# Work instructions
Report only the number of lines in this material that include "housing".

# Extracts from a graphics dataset
>>>

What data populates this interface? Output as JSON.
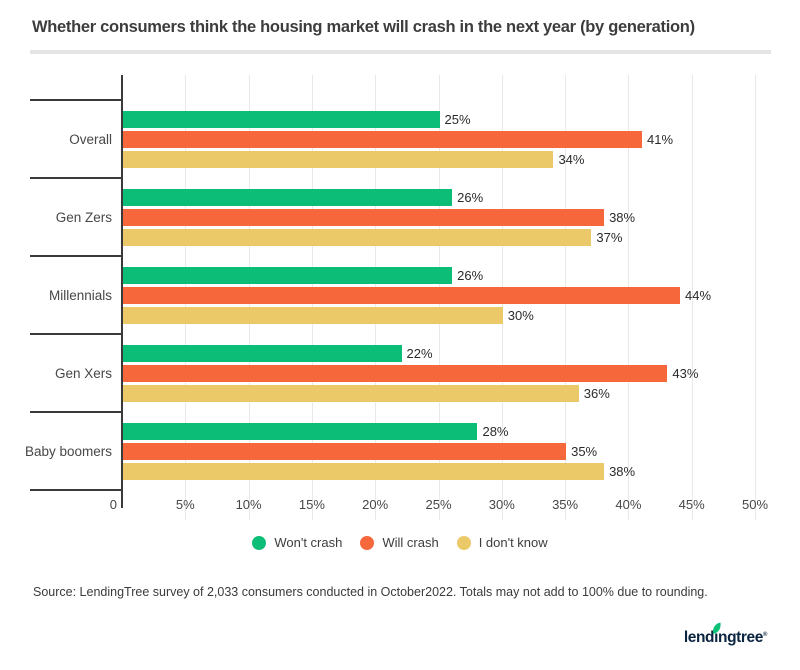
{
  "title": "Whether consumers think the housing market will crash in the next year (by generation)",
  "chart_data": {
    "type": "bar",
    "orientation": "horizontal",
    "title": "Whether consumers think the housing market will crash in the next year (by generation)",
    "categories": [
      "Overall",
      "Gen Zers",
      "Millennials",
      "Gen Xers",
      "Baby boomers"
    ],
    "series": [
      {
        "name": "Won't crash",
        "color": "#0cbd78",
        "values": [
          25,
          26,
          26,
          22,
          28
        ]
      },
      {
        "name": "Will crash",
        "color": "#f6673c",
        "values": [
          41,
          38,
          44,
          43,
          35
        ]
      },
      {
        "name": "I don't know",
        "color": "#ebc868",
        "values": [
          34,
          37,
          30,
          36,
          38
        ]
      }
    ],
    "value_suffix": "%",
    "xlim": [
      0,
      50
    ],
    "x_ticks": [
      "0",
      "5%",
      "10%",
      "15%",
      "20%",
      "25%",
      "30%",
      "35%",
      "40%",
      "45%",
      "50%"
    ],
    "grid": true,
    "legend_position": "bottom"
  },
  "source_note": "Source: LendingTree survey of 2,033 consumers conducted in October2022. Totals may not add to 100% due to rounding.",
  "footer": {
    "logo_text": "lendingtree",
    "trademark": "®",
    "logo_color": "#0b2440",
    "leaf_color": "#0cc177"
  }
}
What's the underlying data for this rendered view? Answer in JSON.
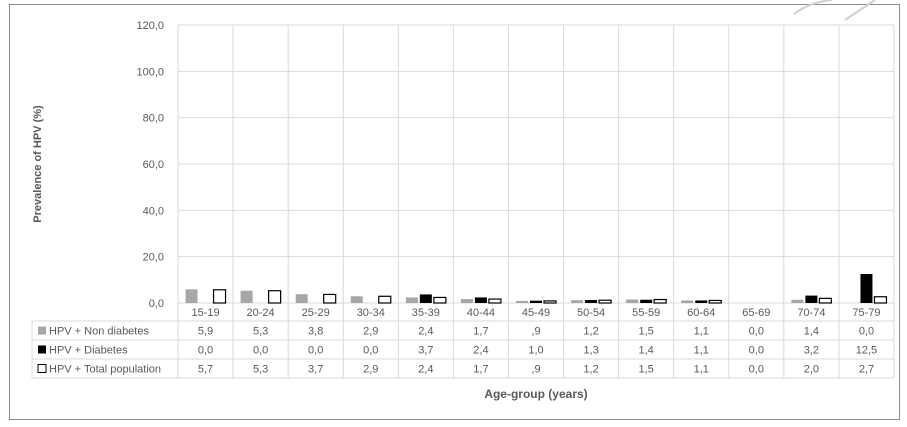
{
  "chart_data": {
    "type": "bar",
    "title": "",
    "xlabel": "Age-group (years)",
    "ylabel": "Prevalence of HPV (%)",
    "ylim": [
      0,
      120
    ],
    "yticks": [
      "0,0",
      "20,0",
      "40,0",
      "60,0",
      "80,0",
      "100,0",
      "120,0"
    ],
    "grid": true,
    "legend": "data-table",
    "categories": [
      "15-19",
      "20-24",
      "25-29",
      "30-34",
      "35-39",
      "40-44",
      "45-49",
      "50-54",
      "55-59",
      "60-64",
      "65-69",
      "70-74",
      "75-79"
    ],
    "series": [
      {
        "name": "HPV + Non diabetes",
        "color": "#a6a6a6",
        "values": [
          5.9,
          5.3,
          3.8,
          2.9,
          2.4,
          1.7,
          0.9,
          1.2,
          1.5,
          1.1,
          0.0,
          1.4,
          0.0
        ],
        "labels": [
          "5,9",
          "5,3",
          "3,8",
          "2,9",
          "2,4",
          "1,7",
          ",9",
          "1,2",
          "1,5",
          "1,1",
          "0,0",
          "1,4",
          "0,0"
        ]
      },
      {
        "name": "HPV + Diabetes",
        "color": "#000000",
        "values": [
          0.0,
          0.0,
          0.0,
          0.0,
          3.7,
          2.4,
          1.0,
          1.3,
          1.4,
          1.1,
          0.0,
          3.2,
          12.5
        ],
        "labels": [
          "0,0",
          "0,0",
          "0,0",
          "0,0",
          "3,7",
          "2,4",
          "1,0",
          "1,3",
          "1,4",
          "1,1",
          "0,0",
          "3,2",
          "12,5"
        ]
      },
      {
        "name": "HPV + Total population",
        "color": "#ffffff",
        "stroke": "#000000",
        "values": [
          5.7,
          5.3,
          3.7,
          2.9,
          2.4,
          1.7,
          0.9,
          1.2,
          1.5,
          1.1,
          0.0,
          2.0,
          2.7
        ],
        "labels": [
          "5,7",
          "5,3",
          "3,7",
          "2,9",
          "2,4",
          "1,7",
          ",9",
          "1,2",
          "1,5",
          "1,1",
          "0,0",
          "2,0",
          "2,7"
        ]
      }
    ]
  }
}
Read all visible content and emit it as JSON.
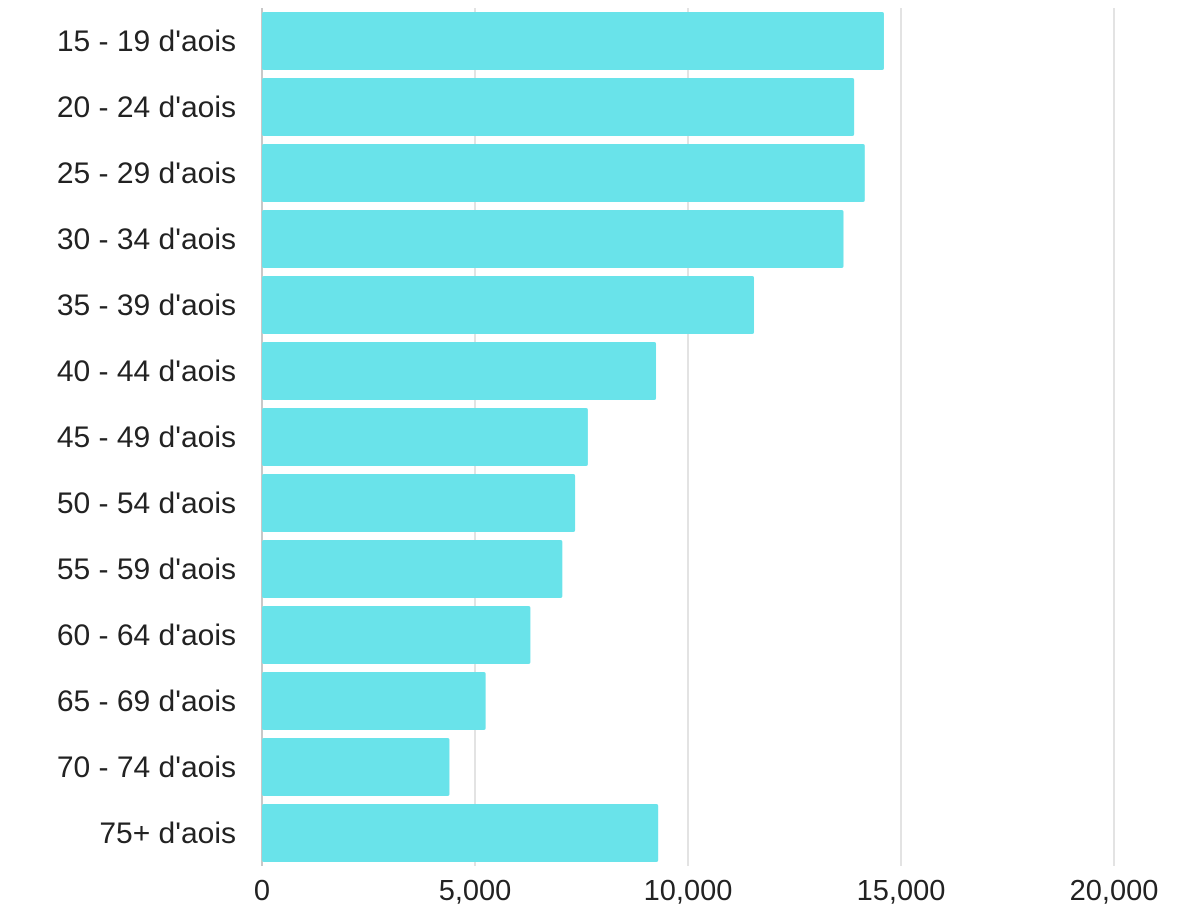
{
  "chart_data": {
    "type": "bar",
    "orientation": "horizontal",
    "categories": [
      "15 - 19 d'aois",
      "20 - 24 d'aois",
      "25 - 29 d'aois",
      "30 - 34 d'aois",
      "35 - 39 d'aois",
      "40 - 44 d'aois",
      "45 - 49 d'aois",
      "50 - 54 d'aois",
      "55 - 59 d'aois",
      "60 - 64 d'aois",
      "65 - 69 d'aois",
      "70 - 74 d'aois",
      "75+ d'aois"
    ],
    "values": [
      14600,
      13900,
      14150,
      13650,
      11550,
      9250,
      7650,
      7350,
      7050,
      6300,
      5250,
      4400,
      9300
    ],
    "xlim": [
      0,
      20000
    ],
    "xticks": [
      0,
      5000,
      10000,
      15000,
      20000
    ],
    "xtick_labels": [
      "0",
      "5,000",
      "10,000",
      "15,000",
      "20,000"
    ],
    "grid": "vertical",
    "legend": "none",
    "colors": {
      "bar": "#69E3EA",
      "grid": "#E3E3E3",
      "axis": "#C8C8C8",
      "text": "#222222"
    }
  }
}
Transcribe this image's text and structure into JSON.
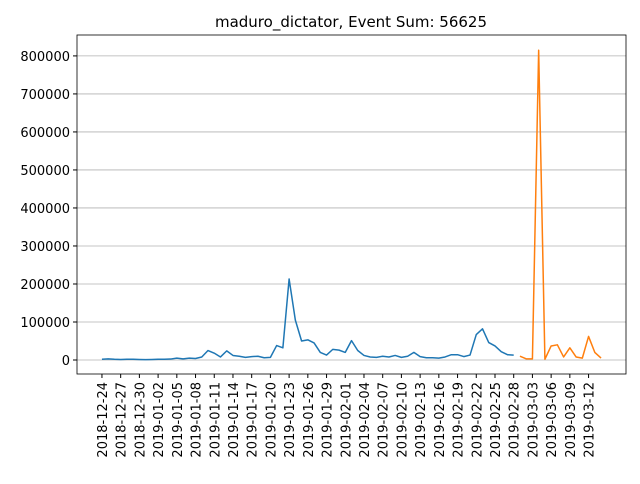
{
  "chart_data": {
    "type": "line",
    "title": "maduro_dictator, Event Sum: 56625",
    "xlim": [
      "2018-12-20",
      "2019-03-18"
    ],
    "xticks": [
      "2018-12-24",
      "2018-12-27",
      "2018-12-30",
      "2019-01-02",
      "2019-01-05",
      "2019-01-08",
      "2019-01-11",
      "2019-01-14",
      "2019-01-17",
      "2019-01-20",
      "2019-01-23",
      "2019-01-26",
      "2019-01-29",
      "2019-02-01",
      "2019-02-04",
      "2019-02-07",
      "2019-02-10",
      "2019-02-13",
      "2019-02-16",
      "2019-02-19",
      "2019-02-22",
      "2019-02-25",
      "2019-02-28",
      "2019-03-03",
      "2019-03-06",
      "2019-03-09",
      "2019-03-12"
    ],
    "ylim": [
      -36800,
      855000
    ],
    "yticks": [
      0,
      100000,
      200000,
      300000,
      400000,
      500000,
      600000,
      700000,
      800000
    ],
    "grid": "y",
    "series": [
      {
        "color": "#1f77b4",
        "x": [
          "2018-12-24",
          "2018-12-25",
          "2018-12-26",
          "2018-12-27",
          "2018-12-28",
          "2018-12-29",
          "2018-12-30",
          "2018-12-31",
          "2019-01-01",
          "2019-01-02",
          "2019-01-03",
          "2019-01-04",
          "2019-01-05",
          "2019-01-06",
          "2019-01-07",
          "2019-01-08",
          "2019-01-09",
          "2019-01-10",
          "2019-01-11",
          "2019-01-12",
          "2019-01-13",
          "2019-01-14",
          "2019-01-15",
          "2019-01-16",
          "2019-01-17",
          "2019-01-18",
          "2019-01-19",
          "2019-01-20",
          "2019-01-21",
          "2019-01-22",
          "2019-01-23",
          "2019-01-24",
          "2019-01-25",
          "2019-01-26",
          "2019-01-27",
          "2019-01-28",
          "2019-01-29",
          "2019-01-30",
          "2019-01-31",
          "2019-02-01",
          "2019-02-02",
          "2019-02-03",
          "2019-02-04",
          "2019-02-05",
          "2019-02-06",
          "2019-02-07",
          "2019-02-08",
          "2019-02-09",
          "2019-02-10",
          "2019-02-11",
          "2019-02-12",
          "2019-02-13",
          "2019-02-14",
          "2019-02-15",
          "2019-02-16",
          "2019-02-17",
          "2019-02-18",
          "2019-02-19",
          "2019-02-20",
          "2019-02-21",
          "2019-02-22",
          "2019-02-23",
          "2019-02-24",
          "2019-02-25",
          "2019-02-26",
          "2019-02-27",
          "2019-02-28"
        ],
        "values": [
          2000,
          3000,
          2000,
          1500,
          2000,
          2000,
          1500,
          1000,
          1500,
          2000,
          2000,
          2500,
          5000,
          3000,
          5000,
          4000,
          8000,
          25000,
          18000,
          8000,
          24000,
          12000,
          10000,
          7000,
          9000,
          10000,
          6000,
          7000,
          38000,
          32000,
          213000,
          105000,
          50000,
          53000,
          45000,
          20000,
          13000,
          28000,
          26000,
          20000,
          51000,
          25000,
          12000,
          8000,
          7000,
          10000,
          8000,
          12000,
          7000,
          10000,
          20000,
          9000,
          6000,
          6000,
          5000,
          8000,
          14000,
          14000,
          9000,
          13000,
          67000,
          82000,
          46000,
          37000,
          22000,
          14000,
          13000
        ]
      },
      {
        "color": "#ff7f0e",
        "x": [
          "2019-03-01",
          "2019-03-02",
          "2019-03-03",
          "2019-03-04",
          "2019-03-05",
          "2019-03-06",
          "2019-03-07",
          "2019-03-08",
          "2019-03-09",
          "2019-03-10",
          "2019-03-11",
          "2019-03-12",
          "2019-03-13",
          "2019-03-14"
        ],
        "values": [
          10000,
          3000,
          3000,
          815000,
          2000,
          37000,
          40000,
          8000,
          32000,
          8000,
          5000,
          62000,
          20000,
          5000
        ]
      }
    ]
  }
}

<<<

# Task answer
2